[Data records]

────────────────

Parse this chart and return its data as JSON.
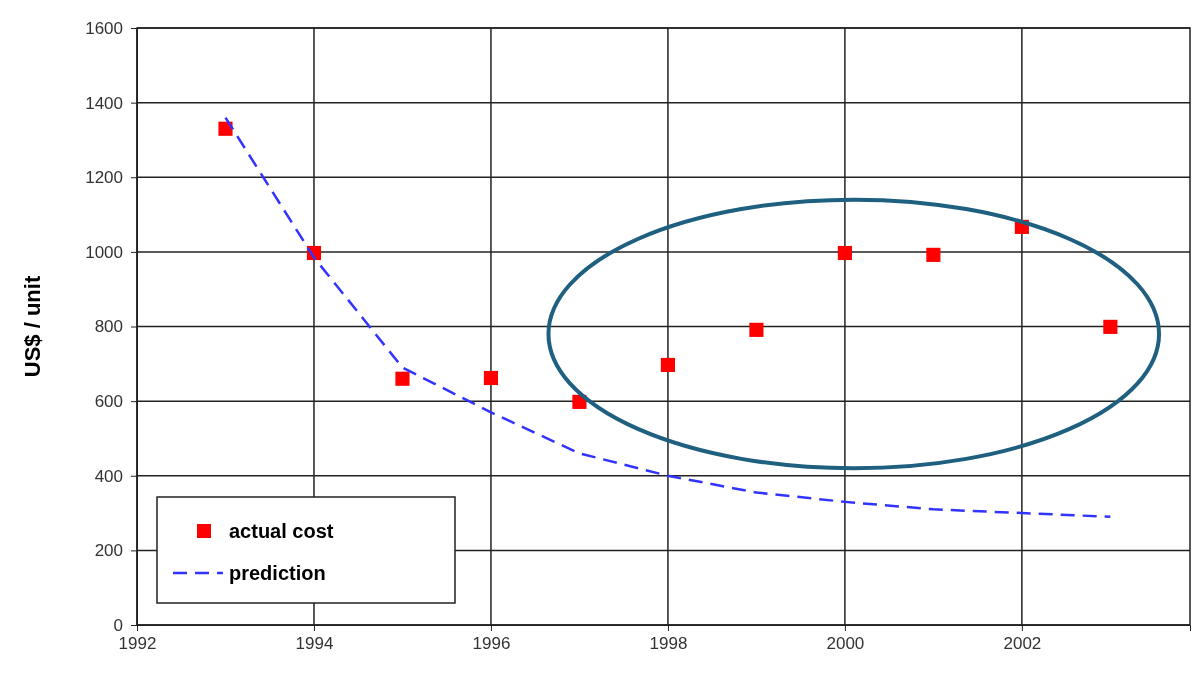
{
  "chart_data": {
    "type": "scatter",
    "ylabel": "US$ / unit",
    "x": [
      1993,
      1994,
      1995,
      1996,
      1997,
      1998,
      1999,
      2000,
      2001,
      2002,
      2003
    ],
    "series": [
      {
        "name": "actual cost",
        "color": "#ff0000",
        "marker": "square",
        "values": [
          1330,
          997,
          660,
          662,
          598,
          697,
          791,
          997,
          992,
          1067,
          799
        ]
      },
      {
        "name": "prediction",
        "type": "line",
        "color": "#3333ff",
        "line_style": "dashed",
        "values": [
          1360,
          985,
          690,
          570,
          460,
          400,
          355,
          330,
          310,
          300,
          290
        ]
      }
    ],
    "xlim": [
      1992,
      2003.9
    ],
    "xticks": [
      1992,
      1994,
      1996,
      1998,
      2000,
      2002
    ],
    "ylim": [
      0,
      1600
    ],
    "yticks": [
      0,
      200,
      400,
      600,
      800,
      1000,
      1200,
      1400,
      1600
    ],
    "grid": true,
    "legend": "bottom left"
  }
}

────────────────

[What is asked] Can you restate all the records above word for word while dropping the pictures?

[Correct answer]
Parse this chart and return its data as JSON.
{
  "chart_data": {
    "type": "scatter",
    "ylabel": "US$ / unit",
    "x": [
      1993,
      1994,
      1995,
      1996,
      1997,
      1998,
      1999,
      2000,
      2001,
      2002,
      2003
    ],
    "series": [
      {
        "name": "actual cost",
        "color": "#ff0000",
        "marker": "square",
        "values": [
          1330,
          997,
          660,
          662,
          598,
          697,
          791,
          997,
          992,
          1067,
          799
        ]
      },
      {
        "name": "prediction",
        "type": "line",
        "color": "#3333ff",
        "line_style": "dashed",
        "values": [
          1360,
          985,
          690,
          570,
          460,
          400,
          355,
          330,
          310,
          300,
          290
        ]
      }
    ],
    "xlim": [
      1992,
      2003.9
    ],
    "xticks": [
      1992,
      1994,
      1996,
      1998,
      2000,
      2002
    ],
    "ylim": [
      0,
      1600
    ],
    "yticks": [
      0,
      200,
      400,
      600,
      800,
      1000,
      1200,
      1400,
      1600
    ],
    "grid": true,
    "legend": "bottom left"
  }
}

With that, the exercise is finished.